What you need to do: Wherever the word "JSON" appears in a line, extract that line.

Input material:
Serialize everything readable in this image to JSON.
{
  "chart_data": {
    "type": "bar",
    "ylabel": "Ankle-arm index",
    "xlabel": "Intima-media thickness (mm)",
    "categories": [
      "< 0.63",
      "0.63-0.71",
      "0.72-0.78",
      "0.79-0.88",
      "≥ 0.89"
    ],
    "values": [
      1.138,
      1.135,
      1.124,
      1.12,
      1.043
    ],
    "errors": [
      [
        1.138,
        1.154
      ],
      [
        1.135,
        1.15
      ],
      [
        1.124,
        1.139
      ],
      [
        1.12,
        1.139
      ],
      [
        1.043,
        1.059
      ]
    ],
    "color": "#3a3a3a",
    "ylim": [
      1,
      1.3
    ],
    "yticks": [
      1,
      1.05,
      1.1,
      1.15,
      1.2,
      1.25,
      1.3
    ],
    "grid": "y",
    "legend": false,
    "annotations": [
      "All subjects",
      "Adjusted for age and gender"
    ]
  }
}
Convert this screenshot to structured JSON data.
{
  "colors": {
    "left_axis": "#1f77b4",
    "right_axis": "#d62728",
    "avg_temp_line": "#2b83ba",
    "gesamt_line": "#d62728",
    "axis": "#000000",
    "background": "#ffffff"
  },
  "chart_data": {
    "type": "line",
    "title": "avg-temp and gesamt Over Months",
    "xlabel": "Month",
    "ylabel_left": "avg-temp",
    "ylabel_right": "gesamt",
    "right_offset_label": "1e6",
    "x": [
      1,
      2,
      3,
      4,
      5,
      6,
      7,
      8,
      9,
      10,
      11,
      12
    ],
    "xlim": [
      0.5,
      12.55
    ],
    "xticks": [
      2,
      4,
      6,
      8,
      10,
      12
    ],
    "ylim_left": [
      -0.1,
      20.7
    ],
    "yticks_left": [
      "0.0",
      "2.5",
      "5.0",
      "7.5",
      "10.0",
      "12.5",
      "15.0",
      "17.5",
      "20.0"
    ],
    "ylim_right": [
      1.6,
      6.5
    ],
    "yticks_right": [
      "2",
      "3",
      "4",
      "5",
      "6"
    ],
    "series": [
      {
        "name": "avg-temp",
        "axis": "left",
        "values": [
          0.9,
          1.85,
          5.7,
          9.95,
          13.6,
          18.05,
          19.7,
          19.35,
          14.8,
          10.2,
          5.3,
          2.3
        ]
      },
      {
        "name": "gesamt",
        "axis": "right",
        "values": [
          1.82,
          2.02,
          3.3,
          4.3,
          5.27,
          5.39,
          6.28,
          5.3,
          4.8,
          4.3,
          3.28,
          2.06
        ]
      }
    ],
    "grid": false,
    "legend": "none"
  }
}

Reply:
Serialize everything readable in this image to JSON.
Convert this screenshot to structured JSON data.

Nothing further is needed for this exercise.